-- start Data in this exercise --

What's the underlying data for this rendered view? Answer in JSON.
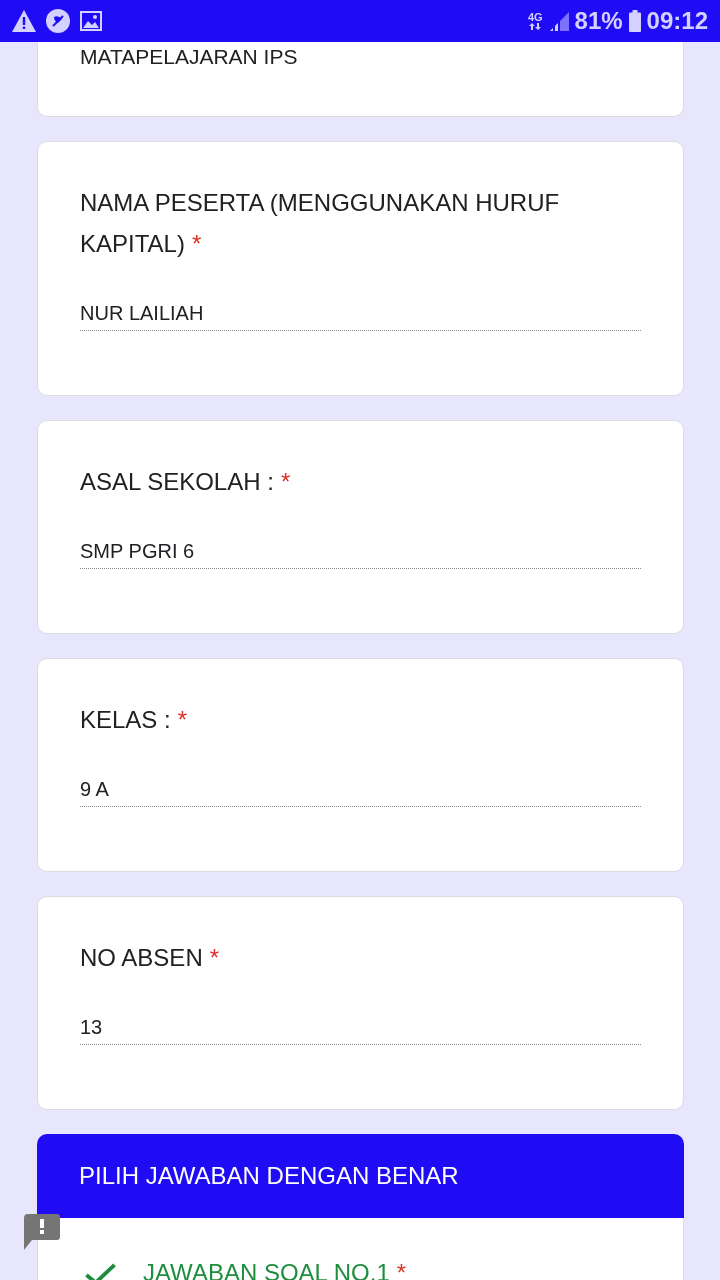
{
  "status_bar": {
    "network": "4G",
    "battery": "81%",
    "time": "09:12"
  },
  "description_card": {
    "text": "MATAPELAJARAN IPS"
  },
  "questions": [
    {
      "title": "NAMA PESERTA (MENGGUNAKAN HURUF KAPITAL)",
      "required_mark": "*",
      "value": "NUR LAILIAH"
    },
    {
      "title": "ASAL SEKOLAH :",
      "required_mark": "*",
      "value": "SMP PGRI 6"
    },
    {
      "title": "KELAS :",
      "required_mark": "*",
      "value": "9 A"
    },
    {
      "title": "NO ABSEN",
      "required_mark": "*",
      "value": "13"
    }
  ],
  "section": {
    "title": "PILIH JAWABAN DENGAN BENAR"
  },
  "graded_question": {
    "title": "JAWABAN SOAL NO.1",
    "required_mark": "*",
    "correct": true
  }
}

-- end Data in this exercise --
-- start Data in this exercise --

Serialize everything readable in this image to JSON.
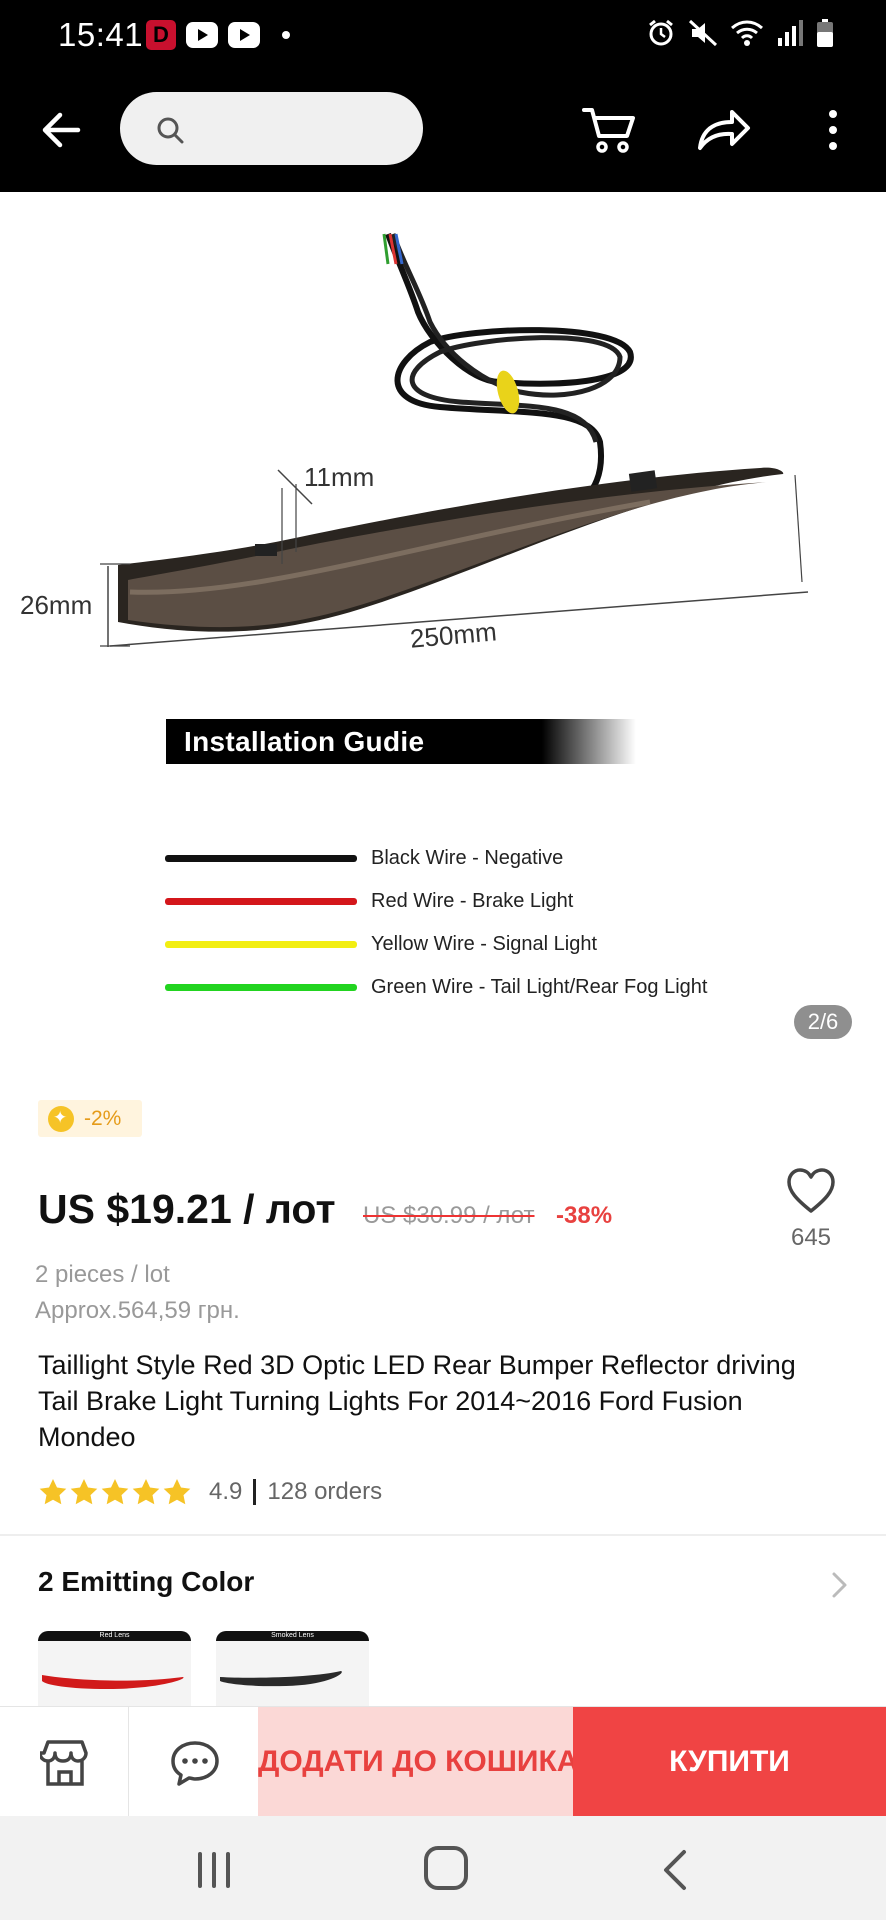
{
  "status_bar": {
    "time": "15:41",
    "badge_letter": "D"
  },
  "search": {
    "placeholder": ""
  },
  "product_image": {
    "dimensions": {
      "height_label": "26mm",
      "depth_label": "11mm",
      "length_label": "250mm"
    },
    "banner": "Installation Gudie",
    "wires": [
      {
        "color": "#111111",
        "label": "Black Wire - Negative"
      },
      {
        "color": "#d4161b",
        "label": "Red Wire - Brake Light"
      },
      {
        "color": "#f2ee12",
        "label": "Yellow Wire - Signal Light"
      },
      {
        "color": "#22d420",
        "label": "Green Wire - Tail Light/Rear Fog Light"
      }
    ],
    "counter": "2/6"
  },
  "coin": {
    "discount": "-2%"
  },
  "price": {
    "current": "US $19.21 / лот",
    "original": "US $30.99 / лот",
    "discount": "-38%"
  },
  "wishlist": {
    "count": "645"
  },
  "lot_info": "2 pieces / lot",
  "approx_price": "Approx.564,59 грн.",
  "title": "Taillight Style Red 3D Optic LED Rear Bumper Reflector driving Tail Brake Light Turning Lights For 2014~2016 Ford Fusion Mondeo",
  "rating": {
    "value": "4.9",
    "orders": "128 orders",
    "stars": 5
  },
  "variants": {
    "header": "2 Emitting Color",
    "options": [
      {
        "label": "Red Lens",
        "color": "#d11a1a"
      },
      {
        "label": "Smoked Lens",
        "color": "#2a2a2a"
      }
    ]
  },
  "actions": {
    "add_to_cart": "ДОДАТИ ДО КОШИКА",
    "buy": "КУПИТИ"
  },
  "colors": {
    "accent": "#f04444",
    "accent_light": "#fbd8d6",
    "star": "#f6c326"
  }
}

-- end Data in this exercise --
-- start Data in this exercise --

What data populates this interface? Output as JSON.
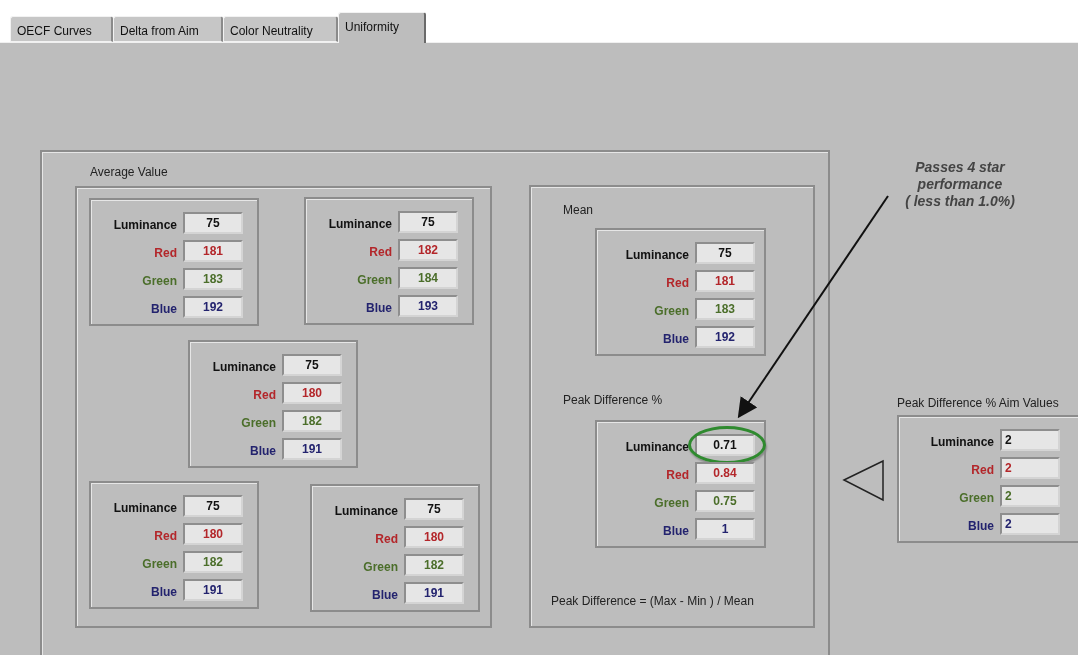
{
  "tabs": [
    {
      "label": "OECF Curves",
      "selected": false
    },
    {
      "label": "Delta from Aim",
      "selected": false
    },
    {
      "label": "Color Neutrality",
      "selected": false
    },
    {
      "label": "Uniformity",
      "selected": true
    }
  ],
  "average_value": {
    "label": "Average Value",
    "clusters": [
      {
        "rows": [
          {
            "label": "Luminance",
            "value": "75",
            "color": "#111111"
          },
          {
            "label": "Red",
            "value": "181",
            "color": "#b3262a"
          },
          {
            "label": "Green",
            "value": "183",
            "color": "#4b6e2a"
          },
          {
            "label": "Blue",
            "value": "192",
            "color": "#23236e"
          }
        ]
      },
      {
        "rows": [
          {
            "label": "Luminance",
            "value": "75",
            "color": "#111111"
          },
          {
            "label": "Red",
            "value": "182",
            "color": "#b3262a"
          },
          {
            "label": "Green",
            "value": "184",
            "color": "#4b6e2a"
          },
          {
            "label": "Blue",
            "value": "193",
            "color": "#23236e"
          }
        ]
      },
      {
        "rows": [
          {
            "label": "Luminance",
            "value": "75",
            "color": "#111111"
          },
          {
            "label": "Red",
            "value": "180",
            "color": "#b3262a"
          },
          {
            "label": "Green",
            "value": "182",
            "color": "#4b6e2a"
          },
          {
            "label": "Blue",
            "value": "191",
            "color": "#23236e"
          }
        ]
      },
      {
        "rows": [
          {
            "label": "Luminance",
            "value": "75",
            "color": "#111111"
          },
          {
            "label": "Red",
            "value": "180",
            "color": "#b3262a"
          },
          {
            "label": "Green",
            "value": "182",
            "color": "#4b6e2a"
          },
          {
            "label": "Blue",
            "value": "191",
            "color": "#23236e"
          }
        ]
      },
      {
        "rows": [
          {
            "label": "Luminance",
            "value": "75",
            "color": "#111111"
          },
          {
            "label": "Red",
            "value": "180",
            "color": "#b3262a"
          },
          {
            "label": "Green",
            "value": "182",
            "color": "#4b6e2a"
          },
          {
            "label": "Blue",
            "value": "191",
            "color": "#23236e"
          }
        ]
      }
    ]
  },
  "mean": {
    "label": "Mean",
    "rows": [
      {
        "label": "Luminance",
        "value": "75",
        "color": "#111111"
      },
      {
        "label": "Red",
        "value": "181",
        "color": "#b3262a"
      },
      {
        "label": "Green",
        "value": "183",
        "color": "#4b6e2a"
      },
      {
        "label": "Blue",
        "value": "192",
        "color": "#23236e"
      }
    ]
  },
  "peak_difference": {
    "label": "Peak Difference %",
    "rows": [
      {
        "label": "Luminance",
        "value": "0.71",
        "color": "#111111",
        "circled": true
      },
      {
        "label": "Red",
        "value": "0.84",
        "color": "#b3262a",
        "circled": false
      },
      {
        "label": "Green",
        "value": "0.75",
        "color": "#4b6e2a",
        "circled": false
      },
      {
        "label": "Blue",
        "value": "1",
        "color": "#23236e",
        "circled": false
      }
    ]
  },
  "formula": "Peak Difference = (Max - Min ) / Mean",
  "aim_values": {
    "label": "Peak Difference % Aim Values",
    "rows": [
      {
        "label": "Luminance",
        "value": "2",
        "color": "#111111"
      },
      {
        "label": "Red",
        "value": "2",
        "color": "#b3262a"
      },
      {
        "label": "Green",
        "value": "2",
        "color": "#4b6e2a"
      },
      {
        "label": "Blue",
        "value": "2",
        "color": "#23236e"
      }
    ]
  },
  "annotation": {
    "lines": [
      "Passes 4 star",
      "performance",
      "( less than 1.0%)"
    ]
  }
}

-- end Data in this exercise --

Aim. Gather each line holding the string "Rear".

Correct response.
        "label": "Green Wire - Tail Light/Rear Fog Light"
  "title": "Taillight Style Red 3D Optic LED Rear Bumper Reflector driving Tail Brake Light Turning Lights For 2014~2016 Ford Fusion Mondeo",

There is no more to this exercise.